Repeat each entry in full, exactly.

▼▼▼

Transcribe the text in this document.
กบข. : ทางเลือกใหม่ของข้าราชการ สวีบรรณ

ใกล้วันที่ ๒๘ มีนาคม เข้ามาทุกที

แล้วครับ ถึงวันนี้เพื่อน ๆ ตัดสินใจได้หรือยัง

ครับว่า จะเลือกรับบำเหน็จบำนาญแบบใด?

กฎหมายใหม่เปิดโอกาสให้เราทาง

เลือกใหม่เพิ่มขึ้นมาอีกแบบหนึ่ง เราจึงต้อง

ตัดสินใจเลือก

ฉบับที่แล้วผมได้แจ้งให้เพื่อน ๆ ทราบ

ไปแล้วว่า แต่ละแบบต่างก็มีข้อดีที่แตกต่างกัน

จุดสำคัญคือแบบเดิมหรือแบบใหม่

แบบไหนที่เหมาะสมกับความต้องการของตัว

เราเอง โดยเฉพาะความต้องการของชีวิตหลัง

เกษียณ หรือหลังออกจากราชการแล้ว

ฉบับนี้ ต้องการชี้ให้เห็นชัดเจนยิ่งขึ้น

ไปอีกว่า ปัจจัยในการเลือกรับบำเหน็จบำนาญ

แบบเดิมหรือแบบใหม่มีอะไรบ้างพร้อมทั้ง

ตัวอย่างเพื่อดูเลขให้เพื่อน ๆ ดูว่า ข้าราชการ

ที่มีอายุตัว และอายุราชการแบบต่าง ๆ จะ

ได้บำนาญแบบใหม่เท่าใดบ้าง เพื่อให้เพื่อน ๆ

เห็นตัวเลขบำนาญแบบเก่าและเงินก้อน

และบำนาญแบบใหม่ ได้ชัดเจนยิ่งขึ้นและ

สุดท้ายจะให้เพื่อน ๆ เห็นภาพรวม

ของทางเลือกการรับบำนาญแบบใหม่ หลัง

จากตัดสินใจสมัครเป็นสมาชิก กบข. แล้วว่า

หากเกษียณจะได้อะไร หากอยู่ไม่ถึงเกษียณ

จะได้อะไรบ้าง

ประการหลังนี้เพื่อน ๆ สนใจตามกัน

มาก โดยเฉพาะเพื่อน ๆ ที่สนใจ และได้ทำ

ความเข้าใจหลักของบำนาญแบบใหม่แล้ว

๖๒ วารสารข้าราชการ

▲▲▲

[Task answer]
Transcribe the text in this document.
กบข. : ทางเลือกใหม่ของข้าราชการ สวีบรรณ

ใกล้วันที่ ๒๘ มีนาคม เข้ามาทุกที

แล้วครับ ถึงวันนี้เพื่อน ๆ ตัดสินใจได้หรือยัง

ครับว่า จะเลือกรับบำเหน็จบำนาญแบบใด?

กฎหมายใหม่เปิดโอกาสให้เราทาง

เลือกใหม่เพิ่มขึ้นมาอีกแบบหนึ่ง เราจึงต้อง

ตัดสินใจเลือก

ฉบับที่แล้วผมได้แจ้งให้เพื่อน ๆ ทราบ

ไปแล้วว่า แต่ละแบบต่างก็มีข้อดีที่แตกต่างกัน

จุดสำคัญคือแบบเดิมหรือแบบใหม่

แบบไหนที่เหมาะสมกับความต้องการของตัว

เราเอง โดยเฉพาะความต้องการของชีวิตหลัง

เกษียณ หรือหลังออกจากราชการแล้ว

ฉบับนี้ ต้องการชี้ให้เห็นชัดเจนยิ่งขึ้น

ไปอีกว่า ปัจจัยในการเลือกรับบำเหน็จบำนาญ

แบบเดิมหรือแบบใหม่มีอะไรบ้างพร้อมทั้ง

ตัวอย่างเพื่อดูเลขให้เพื่อน ๆ ดูว่า ข้าราชการ

ที่มีอายุตัว และอายุราชการแบบต่าง ๆ จะ

ได้บำนาญแบบใหม่เท่าใดบ้าง เพื่อให้เพื่อน ๆ

เห็นตัวเลขบำนาญแบบเก่าและเงินก้อน

และบำนาญแบบใหม่ ได้ชัดเจนยิ่งขึ้นและ

สุดท้ายจะให้เพื่อน ๆ เห็นภาพรวม

ของทางเลือกการรับบำนาญแบบใหม่ หลัง

จากตัดสินใจสมัครเป็นสมาชิก กบข. แล้วว่า

หากเกษียณจะได้อะไร หากอยู่ไม่ถึงเกษียณ

จะได้อะไรบ้าง

ประการหลังนี้เพื่อน ๆ สนใจตามกัน

มาก โดยเฉพาะเพื่อน ๆ ที่สนใจ และได้ทำ

ความเข้าใจหลักของบำนาญแบบใหม่แล้ว

๖๒ วารสารข้าราชการ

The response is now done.